Structured figure records:
+++

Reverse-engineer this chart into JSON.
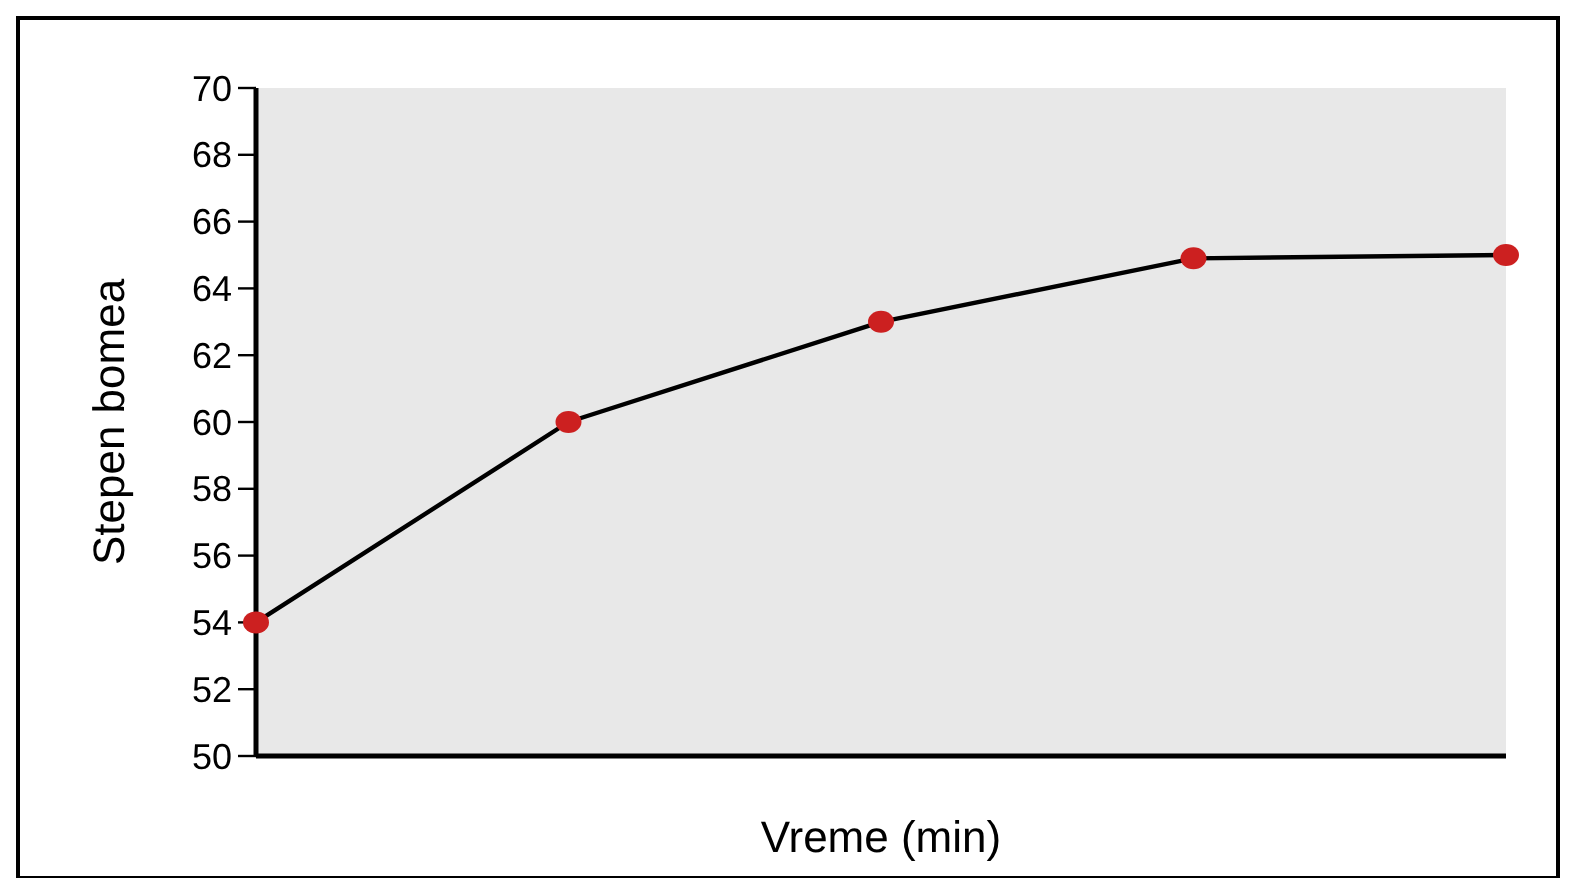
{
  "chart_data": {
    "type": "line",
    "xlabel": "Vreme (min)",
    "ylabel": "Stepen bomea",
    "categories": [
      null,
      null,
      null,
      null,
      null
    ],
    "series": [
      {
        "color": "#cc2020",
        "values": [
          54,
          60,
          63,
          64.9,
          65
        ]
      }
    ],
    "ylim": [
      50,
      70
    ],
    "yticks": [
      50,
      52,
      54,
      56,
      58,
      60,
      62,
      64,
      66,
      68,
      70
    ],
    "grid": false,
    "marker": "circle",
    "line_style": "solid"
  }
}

+++

REQUIREMENT.
Keep the pictures out of the copy and return the rest of the data above exactly.

ANSWER TO THE TASK.
Reverse-engineer this chart into JSON.
{
  "chart_data": {
    "type": "line",
    "xlabel": "Vreme (min)",
    "ylabel": "Stepen bomea",
    "categories": [
      null,
      null,
      null,
      null,
      null
    ],
    "series": [
      {
        "color": "#cc2020",
        "values": [
          54,
          60,
          63,
          64.9,
          65
        ]
      }
    ],
    "ylim": [
      50,
      70
    ],
    "yticks": [
      50,
      52,
      54,
      56,
      58,
      60,
      62,
      64,
      66,
      68,
      70
    ],
    "grid": false,
    "marker": "circle",
    "line_style": "solid"
  }
}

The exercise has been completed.